§ **TASK**
All lines below must be repeated exactly, with the pictures omitted.

-- Start of ENTRIES PROVIDED --

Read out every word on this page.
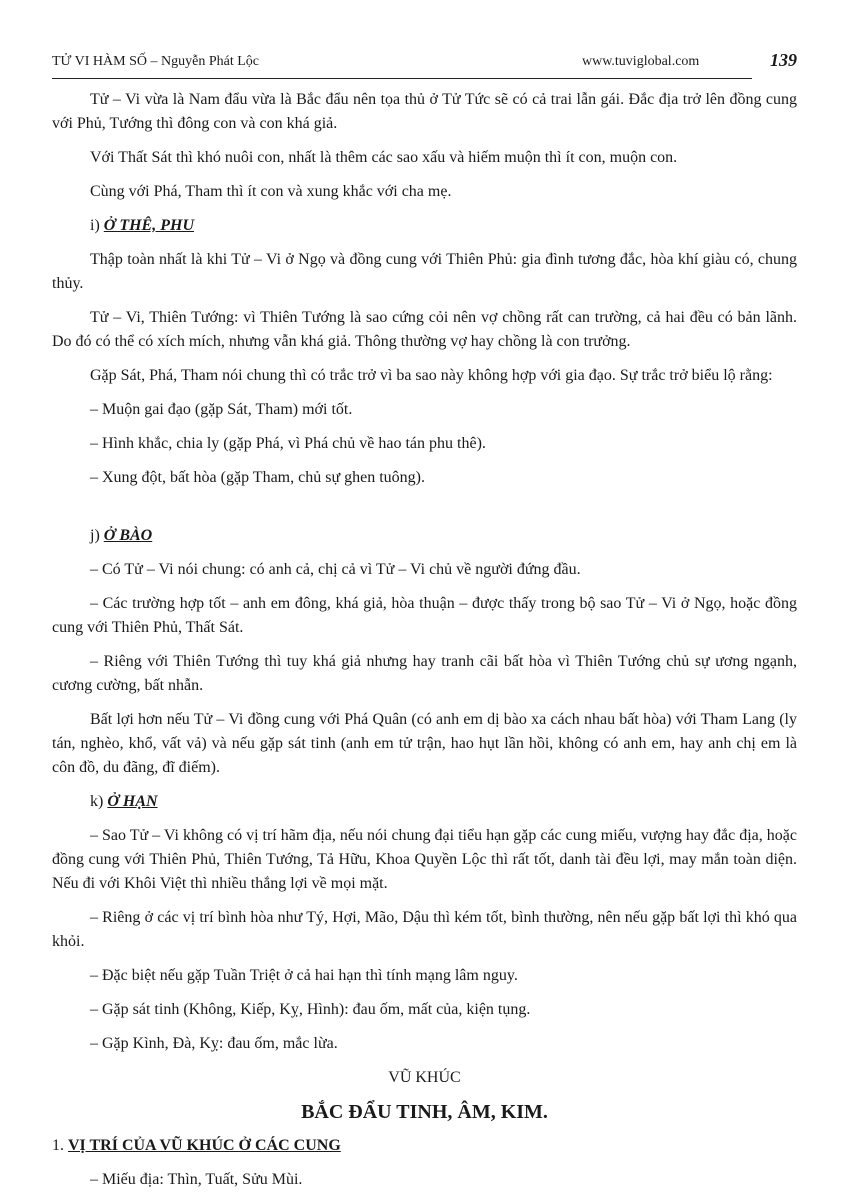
TỬ VI HÀM SỐ – Nguyễn Phát Lộc	www.tuviglobal.com	139

Tử – Vi vừa là Nam đẩu vừa là Bắc đẩu nên tọa thủ ở Tử Tức sẽ có cả trai lẫn gái. Đắc địa trở lên đồng cung với Phủ, Tướng thì đông con và con khá giả.

Với Thất Sát thì khó nuôi con, nhất là thêm các sao xấu và hiếm muộn thì ít con, muộn con.

Cùng với Phá, Tham thì ít con và xung khắc với cha mẹ.

i) Ở THÊ, PHU

Thập toàn nhất là khi Tử – Vi ở Ngọ và đồng cung với Thiên Phủ: gia đình tương đắc, hòa khí giàu có, chung thủy.

Tử – Vi, Thiên Tướng: vì Thiên Tướng là sao cứng cỏi nên vợ chồng rất can trường, cả hai đều có bản lãnh. Do đó có thể có xích mích, nhưng vẫn khá giả. Thông thường vợ hay chồng là con trưởng.

Gặp Sát, Phá, Tham nói chung thì có trắc trở vì ba sao này không hợp với gia đạo. Sự trắc trở biểu lộ rằng:

– Muộn gai đạo (gặp Sát, Tham) mới tốt.

– Hình khắc, chia ly (gặp Phá, vì Phá chủ về hao tán phu thê).

– Xung đột, bất hòa (gặp Tham, chủ sự ghen tuông).

j) Ở BÀO

– Có Tử – Vi nói chung: có anh cả, chị cả vì Tử – Vi chủ về người đứng đầu.

– Các trường hợp tốt – anh em đông, khá giả, hòa thuận – được thấy trong bộ sao Tử – Vi ở Ngọ, hoặc đồng cung với Thiên Phủ, Thất Sát.

– Riêng với Thiên Tướng thì tuy khá giả nhưng hay tranh cãi bất hòa vì Thiên Tướng chủ sự ương ngạnh, cương cường, bất nhẫn.

Bất lợi hơn nếu Tử – Vi đồng cung với Phá Quân (có anh em dị bào xa cách nhau bất hòa) với Tham Lang (ly tán, nghèo, khổ, vất vả) và nếu gặp sát tinh (anh em tử trận, hao hụt lần hồi, không có anh em, hay anh chị em là côn đồ, du đãng, đĩ điếm).

k) Ở HẠN

– Sao Tử – Vi không có vị trí hãm địa, nếu nói chung đại tiểu hạn gặp các cung miếu, vượng hay đắc địa, hoặc đồng cung với Thiên Phủ, Thiên Tướng, Tả Hữu, Khoa Quyền Lộc thì rất tốt, danh tài đều lợi, may mắn toàn diện. Nếu đi với Khôi Việt thì nhiều thắng lợi về mọi mặt.

– Riêng ở các vị trí bình hòa như Tý, Hợi, Mão, Dậu thì kém tốt, bình thường, nên nếu gặp bất lợi thì khó qua khỏi.

– Đặc biệt nếu gặp Tuần Triệt ở cả hai hạn thì tính mạng lâm nguy.

– Gặp sát tinh (Không, Kiếp, Kỵ, Hình): đau ốm, mất của, kiện tụng.

– Gặp Kình, Đà, Kỵ: đau ốm, mắc lừa.

VŨ KHÚC

BẮC ĐẨU TINH, ÂM, KIM.

1. VỊ TRÍ CỦA VŨ KHÚC Ở CÁC CUNG

– Miếu địa: Thìn, Tuất, Sửu Mùi.
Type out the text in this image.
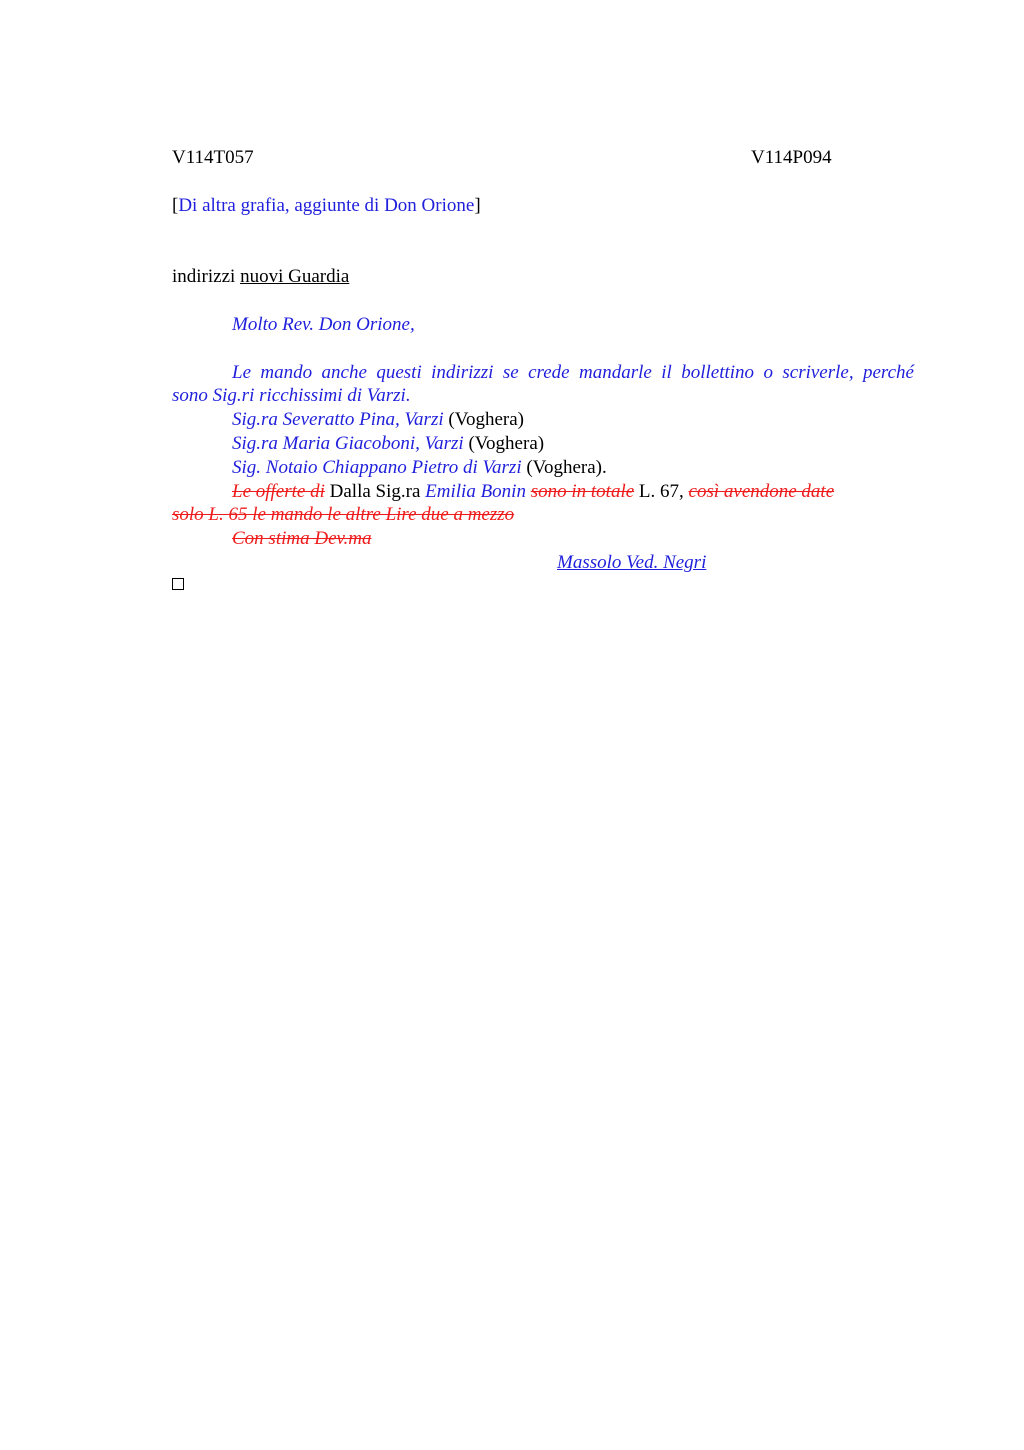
V114T057	V114P094
[Di altra grafia, aggiunte di Don Orione]
indirizzi nuovi Guardia
Molto Rev. Don Orione,
Le mando anche questi indirizzi se crede mandarle il bollettino o scriverle, perché
sono Sig.ri ricchissimi di Varzi.
Sig.ra Severatto Pina, Varzi (Voghera)
Sig.ra Maria Giacoboni, Varzi (Voghera)
Sig. Notaio Chiappano Pietro di Varzi (Voghera).
Le offerte di Dalla Sig.ra Emilia Bonin sono in totale L. 67, così avendone date
solo L. 65 le mando le altre Lire due a mezzo
Con stima Dev.ma
Massolo Ved. Negri
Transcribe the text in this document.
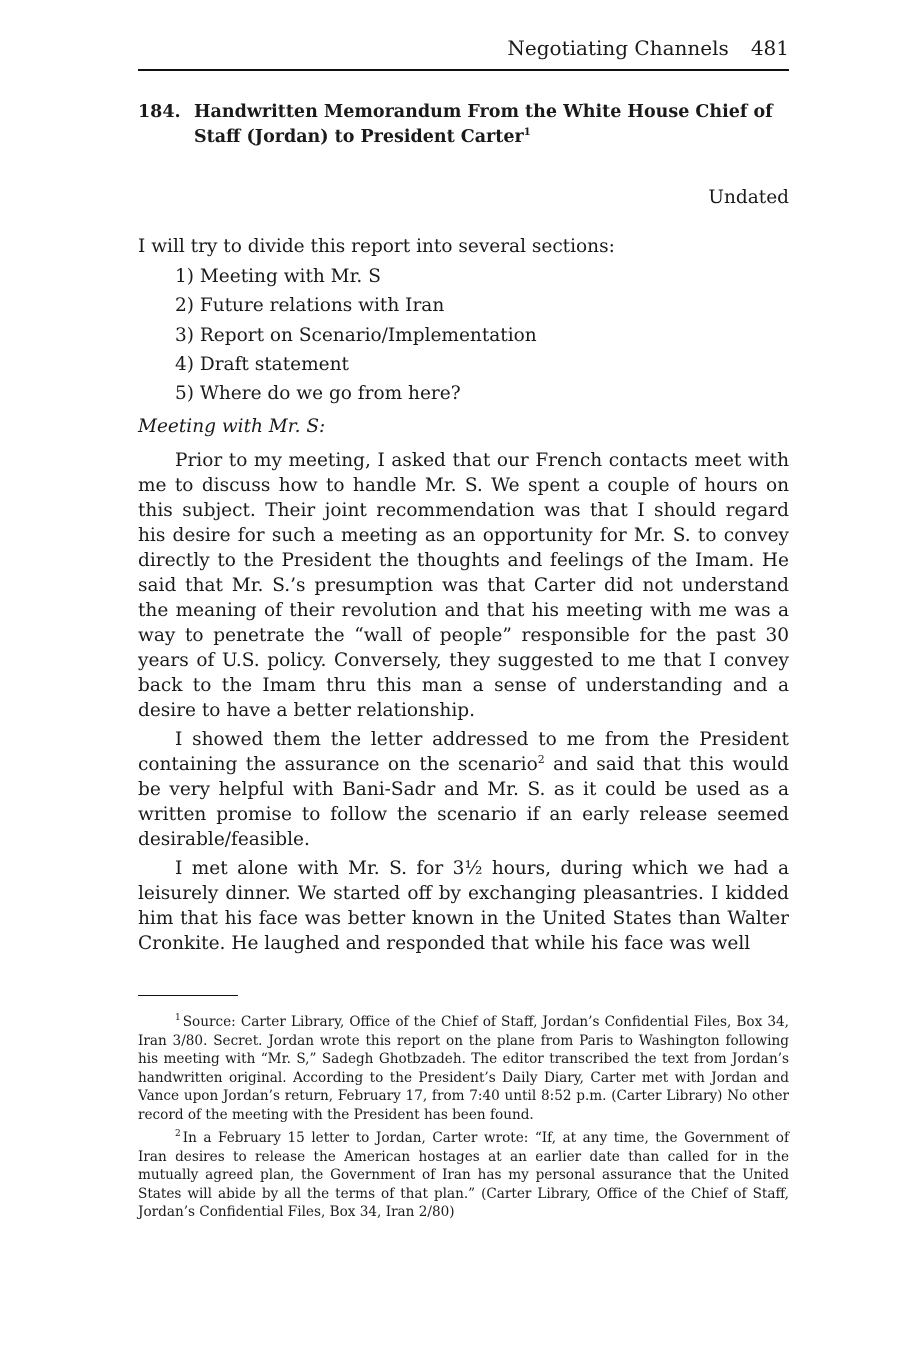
Negotiating Channels 481
184. Handwritten Memorandum From the White House Chief of Staff (Jordan) to President Carter$^1$
Undated

I will try to divide this report into several sections:

1) Meeting with Mr. S
2) Future relations with Iran
3) Report on Scenario/Implementation
4) Draft statement
5) Where do we go from here?

Meeting with Mr. S:

Prior to my meeting, I asked that our French contacts meet with me to discuss how to handle Mr. S. We spent a couple of hours on this subject. Their joint recommendation was that I should regard his desire for such a meeting as an opportunity for Mr. S. to convey directly to the President the thoughts and feelings of the Imam. He said that Mr. S.’s presumption was that Carter did not understand the meaning of their revolution and that his meeting with me was a way to penetrate the “wall of people” responsible for the past 30 years of U.S. policy. Conversely, they suggested to me that I convey back to the Imam thru this man a sense of understanding and a desire to have a better relationship.

I showed them the letter addressed to me from the President containing the assurance on the scenario$^2$ and said that this would be very helpful with Bani-Sadr and Mr. S. as it could be used as a written promise to follow the scenario if an early release seemed desirable/feasible.

I met alone with Mr. S. for 3½ hours, during which we had a leisurely dinner. We started off by exchanging pleasantries. I kidded him that his face was better known in the United States than Walter Cronkite. He laughed and responded that while his face was well

$^1$ Source: Carter Library, Office of the Chief of Staff, Jordan’s Confidential Files, Box 34, Iran 3/80. Secret. Jordan wrote this report on the plane from Paris to Washington following his meeting with “Mr. S,” Sadegh Ghotbzadeh. The editor transcribed the text from Jordan’s handwritten original. According to the President’s Daily Diary, Carter met with Jordan and Vance upon Jordan’s return, February 17, from 7:40 until 8:52 p.m. (Carter Library) No other record of the meeting with the President has been found.

$^2$ In a February 15 letter to Jordan, Carter wrote: “If, at any time, the Government of Iran desires to release the American hostages at an earlier date than called for in the mutually agreed plan, the Government of Iran has my personal assurance that the United States will abide by all the terms of that plan.” (Carter Library, Office of the Chief of Staff, Jordan’s Confidential Files, Box 34, Iran 2/80)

-- End of ENTRIES PROVIDED --

§ **PROBLEM SOLUTION**
Read out every word on this page.
TỬ VI HÀM SỐ – Nguyễn Phát Lộc	www.tuviglobal.com	139

Tử – Vi vừa là Nam đẩu vừa là Bắc đẩu nên tọa thủ ở Tử Tức sẽ có cả trai lẫn gái. Đắc địa trở lên đồng cung với Phủ, Tướng thì đông con và con khá giả.

Với Thất Sát thì khó nuôi con, nhất là thêm các sao xấu và hiếm muộn thì ít con, muộn con.

Cùng với Phá, Tham thì ít con và xung khắc với cha mẹ.

i) Ở THÊ, PHU

Thập toàn nhất là khi Tử – Vi ở Ngọ và đồng cung với Thiên Phủ: gia đình tương đắc, hòa khí giàu có, chung thủy.

Tử – Vi, Thiên Tướng: vì Thiên Tướng là sao cứng cỏi nên vợ chồng rất can trường, cả hai đều có bản lãnh. Do đó có thể có xích mích, nhưng vẫn khá giả. Thông thường vợ hay chồng là con trưởng.

Gặp Sát, Phá, Tham nói chung thì có trắc trở vì ba sao này không hợp với gia đạo. Sự trắc trở biểu lộ rằng:

– Muộn gai đạo (gặp Sát, Tham) mới tốt.

– Hình khắc, chia ly (gặp Phá, vì Phá chủ về hao tán phu thê).

– Xung đột, bất hòa (gặp Tham, chủ sự ghen tuông).

j) Ở BÀO

– Có Tử – Vi nói chung: có anh cả, chị cả vì Tử – Vi chủ về người đứng đầu.

– Các trường hợp tốt – anh em đông, khá giả, hòa thuận – được thấy trong bộ sao Tử – Vi ở Ngọ, hoặc đồng cung với Thiên Phủ, Thất Sát.

– Riêng với Thiên Tướng thì tuy khá giả nhưng hay tranh cãi bất hòa vì Thiên Tướng chủ sự ương ngạnh, cương cường, bất nhẫn.

Bất lợi hơn nếu Tử – Vi đồng cung với Phá Quân (có anh em dị bào xa cách nhau bất hòa) với Tham Lang (ly tán, nghèo, khổ, vất vả) và nếu gặp sát tinh (anh em tử trận, hao hụt lần hồi, không có anh em, hay anh chị em là côn đồ, du đãng, đĩ điếm).

k) Ở HẠN

– Sao Tử – Vi không có vị trí hãm địa, nếu nói chung đại tiểu hạn gặp các cung miếu, vượng hay đắc địa, hoặc đồng cung với Thiên Phủ, Thiên Tướng, Tả Hữu, Khoa Quyền Lộc thì rất tốt, danh tài đều lợi, may mắn toàn diện. Nếu đi với Khôi Việt thì nhiều thắng lợi về mọi mặt.

– Riêng ở các vị trí bình hòa như Tý, Hợi, Mão, Dậu thì kém tốt, bình thường, nên nếu gặp bất lợi thì khó qua khỏi.

– Đặc biệt nếu gặp Tuần Triệt ở cả hai hạn thì tính mạng lâm nguy.

– Gặp sát tinh (Không, Kiếp, Kỵ, Hình): đau ốm, mất của, kiện tụng.

– Gặp Kình, Đà, Kỵ: đau ốm, mắc lừa.

VŨ KHÚC

BẮC ĐẨU TINH, ÂM, KIM.

1. VỊ TRÍ CỦA VŨ KHÚC Ở CÁC CUNG

– Miếu địa: Thìn, Tuất, Sửu Mùi.
Type out the text in this image.
V114T057	V114P094
[Di altra grafia, aggiunte di Don Orione]
indirizzi nuovi Guardia
Molto Rev. Don Orione,
Le mando anche questi indirizzi se crede mandarle il bollettino o scriverle, perché
sono Sig.ri ricchissimi di Varzi.
Sig.ra Severatto Pina, Varzi (Voghera)
Sig.ra Maria Giacoboni, Varzi (Voghera)
Sig. Notaio Chiappano Pietro di Varzi (Voghera).
Le offerte di Dalla Sig.ra Emilia Bonin sono in totale L. 67, così avendone date
solo L. 65 le mando le altre Lire due a mezzo
Con stima Dev.ma
Massolo Ved. Negri
Transcribe the text in this document.
Negotiating Channels 481
184. Handwritten Memorandum From the White House Chief of Staff (Jordan) to President Carter$^1$
Undated

I will try to divide this report into several sections:

1) Meeting with Mr. S
2) Future relations with Iran
3) Report on Scenario/Implementation
4) Draft statement
5) Where do we go from here?

Meeting with Mr. S:

Prior to my meeting, I asked that our French contacts meet with me to discuss how to handle Mr. S. We spent a couple of hours on this subject. Their joint recommendation was that I should regard his desire for such a meeting as an opportunity for Mr. S. to convey directly to the President the thoughts and feelings of the Imam. He said that Mr. S.’s presumption was that Carter did not understand the meaning of their revolution and that his meeting with me was a way to penetrate the “wall of people” responsible for the past 30 years of U.S. policy. Conversely, they suggested to me that I convey back to the Imam thru this man a sense of understanding and a desire to have a better relationship.

I showed them the letter addressed to me from the President containing the assurance on the scenario$^2$ and said that this would be very helpful with Bani-Sadr and Mr. S. as it could be used as a written promise to follow the scenario if an early release seemed desirable/feasible.

I met alone with Mr. S. for 3½ hours, during which we had a leisurely dinner. We started off by exchanging pleasantries. I kidded him that his face was better known in the United States than Walter Cronkite. He laughed and responded that while his face was well

$^1$ Source: Carter Library, Office of the Chief of Staff, Jordan’s Confidential Files, Box 34, Iran 3/80. Secret. Jordan wrote this report on the plane from Paris to Washington following his meeting with “Mr. S,” Sadegh Ghotbzadeh. The editor transcribed the text from Jordan’s handwritten original. According to the President’s Daily Diary, Carter met with Jordan and Vance upon Jordan’s return, February 17, from 7:40 until 8:52 p.m. (Carter Library) No other record of the meeting with the President has been found.

$^2$ In a February 15 letter to Jordan, Carter wrote: “If, at any time, the Government of Iran desires to release the American hostages at an earlier date than called for in the mutually agreed plan, the Government of Iran has my personal assurance that the United States will abide by all the terms of that plan.” (Carter Library, Office of the Chief of Staff, Jordan’s Confidential Files, Box 34, Iran 2/80)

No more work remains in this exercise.